**Input for this task**
>>>

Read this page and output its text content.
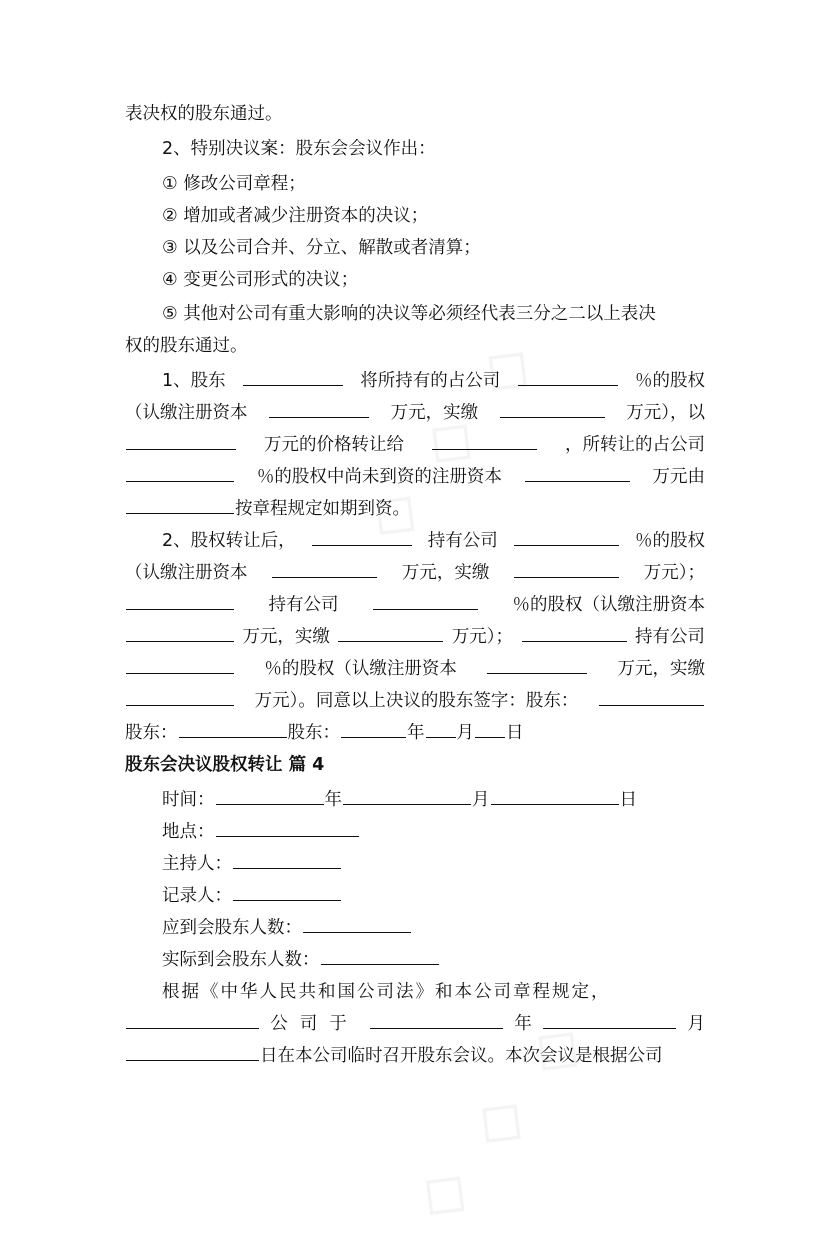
表决权的股东通过。
2、特别决议案：股东会会议作出：
① 修改公司章程；
② 增加或者减少注册资本的决议；
③ 以及公司合并、分立、解散或者清算；
④ 变更公司形式的决议；
⑤ 其他对公司有重大影响的决议等必须经代表三分之二以上表决
权的股东通过。
1、股东	将所持有的占公司	％的股权
（认缴注册资本	万元，实缴	万元），以
万元的价格转让给	，所转让的占公司
％的股权中尚未到资的注册资本	万元由
按章程规定如期到资。
2、股权转让后，	持有公司	％的股权
（认缴注册资本	万元，实缴	万元）；
持有公司	％的股权（认缴注册资本
万元，实缴	万元）；	持有公司
％的股权（认缴注册资本	万元，实缴
万元）。同意以上决议的股东签字：股东：
股东：	股东：	年 月 日
股东会决议股权转让 篇 4
时间：	年	月	日
地点：
主持人：
记录人：
应到会股东人数：
实际到会股东人数：
根据《中华人民共和国公司法》和本公司章程规定，
公司于	年	月
日在本公司临时召开股东会议。本次会议是根据公司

<<<

Quote every record above exactly, leaving out the pictures.

Read this page and output its text content.
表决权的股东通过。
2、特别决议案：股东会会议作出：
① 修改公司章程；
② 增加或者减少注册资本的决议；
③ 以及公司合并、分立、解散或者清算；
④ 变更公司形式的决议；
⑤ 其他对公司有重大影响的决议等必须经代表三分之二以上表决
权的股东通过。
1、股东	将所持有的占公司	％的股权
（认缴注册资本	万元，实缴	万元），以
万元的价格转让给	，所转让的占公司
％的股权中尚未到资的注册资本	万元由
按章程规定如期到资。
2、股权转让后，	持有公司	％的股权
（认缴注册资本	万元，实缴	万元）；
持有公司	％的股权（认缴注册资本
万元，实缴	万元）；	持有公司
％的股权（认缴注册资本	万元，实缴
万元）。同意以上决议的股东签字：股东：
股东：	股东：	年 月 日
股东会决议股权转让 篇 4
时间：	年	月	日
地点：
主持人：
记录人：
应到会股东人数：
实际到会股东人数：
根据《中华人民共和国公司法》和本公司章程规定，
公司于	年	月
日在本公司临时召开股东会议。本次会议是根据公司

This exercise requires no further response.